▸ Material to process
—————
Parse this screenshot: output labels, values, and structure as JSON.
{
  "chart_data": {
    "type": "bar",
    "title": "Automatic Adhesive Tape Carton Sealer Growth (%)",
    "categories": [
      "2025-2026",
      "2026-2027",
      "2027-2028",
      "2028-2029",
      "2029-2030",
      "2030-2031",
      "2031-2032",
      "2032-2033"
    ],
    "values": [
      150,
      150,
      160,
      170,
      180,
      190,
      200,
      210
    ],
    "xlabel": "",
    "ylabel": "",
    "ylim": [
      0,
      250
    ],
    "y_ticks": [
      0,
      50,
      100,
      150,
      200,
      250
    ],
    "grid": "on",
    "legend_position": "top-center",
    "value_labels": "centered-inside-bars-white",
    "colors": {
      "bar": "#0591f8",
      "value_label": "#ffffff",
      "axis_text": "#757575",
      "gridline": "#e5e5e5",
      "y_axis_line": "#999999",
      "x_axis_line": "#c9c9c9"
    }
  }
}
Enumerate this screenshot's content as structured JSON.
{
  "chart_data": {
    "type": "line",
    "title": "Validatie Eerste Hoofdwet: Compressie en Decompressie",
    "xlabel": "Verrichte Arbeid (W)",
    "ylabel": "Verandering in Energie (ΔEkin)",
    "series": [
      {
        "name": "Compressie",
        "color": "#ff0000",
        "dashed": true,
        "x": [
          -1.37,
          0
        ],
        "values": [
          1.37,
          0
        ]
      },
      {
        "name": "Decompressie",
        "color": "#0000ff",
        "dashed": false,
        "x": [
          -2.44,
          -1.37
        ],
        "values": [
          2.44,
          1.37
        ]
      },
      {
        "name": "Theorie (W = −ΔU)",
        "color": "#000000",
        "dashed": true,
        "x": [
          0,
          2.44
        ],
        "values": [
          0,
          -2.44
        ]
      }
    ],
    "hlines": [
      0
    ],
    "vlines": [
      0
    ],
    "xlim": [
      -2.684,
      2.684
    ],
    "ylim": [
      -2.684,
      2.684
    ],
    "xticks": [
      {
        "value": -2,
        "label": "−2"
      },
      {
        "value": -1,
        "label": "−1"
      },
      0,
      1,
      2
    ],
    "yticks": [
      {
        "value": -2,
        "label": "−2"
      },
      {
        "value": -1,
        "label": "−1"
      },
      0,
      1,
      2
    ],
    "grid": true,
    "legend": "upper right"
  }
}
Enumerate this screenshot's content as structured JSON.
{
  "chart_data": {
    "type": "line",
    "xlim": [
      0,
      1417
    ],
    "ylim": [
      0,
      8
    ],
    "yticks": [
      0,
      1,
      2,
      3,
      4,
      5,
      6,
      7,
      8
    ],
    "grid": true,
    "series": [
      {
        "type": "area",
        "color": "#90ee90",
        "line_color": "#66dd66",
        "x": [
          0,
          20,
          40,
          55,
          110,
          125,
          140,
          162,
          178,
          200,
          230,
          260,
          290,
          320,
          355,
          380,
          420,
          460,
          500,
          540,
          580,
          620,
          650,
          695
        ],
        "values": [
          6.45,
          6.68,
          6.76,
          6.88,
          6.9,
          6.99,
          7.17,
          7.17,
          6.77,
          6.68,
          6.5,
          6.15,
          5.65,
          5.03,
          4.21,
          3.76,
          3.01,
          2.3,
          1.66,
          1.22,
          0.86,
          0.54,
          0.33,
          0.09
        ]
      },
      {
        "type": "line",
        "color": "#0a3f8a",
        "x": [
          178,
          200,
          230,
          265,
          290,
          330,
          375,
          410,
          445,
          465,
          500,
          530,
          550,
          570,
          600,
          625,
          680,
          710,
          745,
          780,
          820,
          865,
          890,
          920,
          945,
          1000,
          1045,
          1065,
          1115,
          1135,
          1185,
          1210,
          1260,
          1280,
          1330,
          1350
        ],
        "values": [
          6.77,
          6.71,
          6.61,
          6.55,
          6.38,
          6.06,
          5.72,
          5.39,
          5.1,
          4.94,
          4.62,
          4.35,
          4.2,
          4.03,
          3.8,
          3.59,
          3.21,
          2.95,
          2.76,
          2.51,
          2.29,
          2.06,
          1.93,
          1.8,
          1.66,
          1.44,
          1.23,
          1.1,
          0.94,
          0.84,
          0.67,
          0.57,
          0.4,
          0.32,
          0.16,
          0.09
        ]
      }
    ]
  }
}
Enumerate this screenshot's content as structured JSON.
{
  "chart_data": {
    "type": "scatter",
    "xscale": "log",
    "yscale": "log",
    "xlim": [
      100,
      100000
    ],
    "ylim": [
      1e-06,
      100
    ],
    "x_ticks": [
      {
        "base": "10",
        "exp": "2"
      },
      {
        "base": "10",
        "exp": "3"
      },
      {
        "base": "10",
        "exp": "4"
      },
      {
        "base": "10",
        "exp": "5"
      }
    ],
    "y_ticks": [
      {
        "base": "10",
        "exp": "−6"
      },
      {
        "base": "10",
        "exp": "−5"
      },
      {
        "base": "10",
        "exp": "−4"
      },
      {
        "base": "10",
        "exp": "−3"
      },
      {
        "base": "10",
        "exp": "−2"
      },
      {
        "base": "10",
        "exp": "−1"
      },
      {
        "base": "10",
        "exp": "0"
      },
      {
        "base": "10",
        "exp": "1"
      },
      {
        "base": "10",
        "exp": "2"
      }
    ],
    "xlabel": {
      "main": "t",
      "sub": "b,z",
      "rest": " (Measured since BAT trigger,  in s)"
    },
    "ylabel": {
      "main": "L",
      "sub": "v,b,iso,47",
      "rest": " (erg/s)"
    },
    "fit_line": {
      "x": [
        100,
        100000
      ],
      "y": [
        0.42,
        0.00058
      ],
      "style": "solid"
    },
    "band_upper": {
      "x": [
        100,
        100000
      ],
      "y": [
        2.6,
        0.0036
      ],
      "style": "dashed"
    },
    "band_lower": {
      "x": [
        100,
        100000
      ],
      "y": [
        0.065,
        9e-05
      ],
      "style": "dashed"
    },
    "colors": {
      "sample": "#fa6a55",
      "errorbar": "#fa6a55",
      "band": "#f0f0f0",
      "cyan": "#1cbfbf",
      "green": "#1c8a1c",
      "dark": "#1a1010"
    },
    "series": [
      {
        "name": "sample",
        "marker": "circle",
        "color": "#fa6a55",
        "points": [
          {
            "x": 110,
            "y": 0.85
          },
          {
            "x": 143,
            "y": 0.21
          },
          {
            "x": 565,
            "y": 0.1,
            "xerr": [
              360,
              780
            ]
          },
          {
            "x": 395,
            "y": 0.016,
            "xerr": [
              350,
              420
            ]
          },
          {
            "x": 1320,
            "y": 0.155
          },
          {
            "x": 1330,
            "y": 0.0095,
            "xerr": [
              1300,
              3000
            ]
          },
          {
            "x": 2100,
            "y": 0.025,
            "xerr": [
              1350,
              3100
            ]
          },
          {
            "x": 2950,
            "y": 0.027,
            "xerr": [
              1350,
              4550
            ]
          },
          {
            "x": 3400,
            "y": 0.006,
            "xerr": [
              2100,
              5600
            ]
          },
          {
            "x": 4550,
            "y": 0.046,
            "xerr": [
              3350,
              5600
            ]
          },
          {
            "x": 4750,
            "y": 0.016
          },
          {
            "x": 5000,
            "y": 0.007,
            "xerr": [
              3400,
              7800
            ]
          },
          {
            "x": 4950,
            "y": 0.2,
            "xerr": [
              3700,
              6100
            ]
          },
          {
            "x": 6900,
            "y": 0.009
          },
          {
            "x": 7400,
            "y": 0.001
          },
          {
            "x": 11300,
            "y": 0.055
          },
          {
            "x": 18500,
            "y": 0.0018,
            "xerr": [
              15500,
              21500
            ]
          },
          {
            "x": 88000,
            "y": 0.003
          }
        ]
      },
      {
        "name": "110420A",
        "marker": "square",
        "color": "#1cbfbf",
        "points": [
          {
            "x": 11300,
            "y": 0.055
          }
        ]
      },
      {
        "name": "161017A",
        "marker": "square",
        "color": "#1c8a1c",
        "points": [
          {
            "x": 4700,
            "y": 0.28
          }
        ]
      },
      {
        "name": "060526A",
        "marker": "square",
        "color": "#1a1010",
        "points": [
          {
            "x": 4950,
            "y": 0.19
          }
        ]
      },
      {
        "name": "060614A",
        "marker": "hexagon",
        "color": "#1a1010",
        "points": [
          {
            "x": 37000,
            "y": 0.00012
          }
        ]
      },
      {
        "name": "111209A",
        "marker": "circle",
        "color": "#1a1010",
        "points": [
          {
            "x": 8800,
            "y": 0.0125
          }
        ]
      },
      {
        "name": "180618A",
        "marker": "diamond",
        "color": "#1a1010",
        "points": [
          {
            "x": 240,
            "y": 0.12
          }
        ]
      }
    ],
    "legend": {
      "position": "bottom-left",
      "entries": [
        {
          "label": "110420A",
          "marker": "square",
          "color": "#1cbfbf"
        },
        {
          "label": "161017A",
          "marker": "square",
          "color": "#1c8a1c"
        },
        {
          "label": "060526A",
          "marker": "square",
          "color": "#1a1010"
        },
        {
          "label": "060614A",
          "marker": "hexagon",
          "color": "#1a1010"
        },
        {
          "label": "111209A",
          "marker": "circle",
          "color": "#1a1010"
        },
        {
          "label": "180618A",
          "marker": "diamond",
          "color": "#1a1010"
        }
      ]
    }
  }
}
—————
▸ The exercise
Check each line of the data above for the word "title", then state how many lines have it. Give the number alone.

▸ Exercise output
2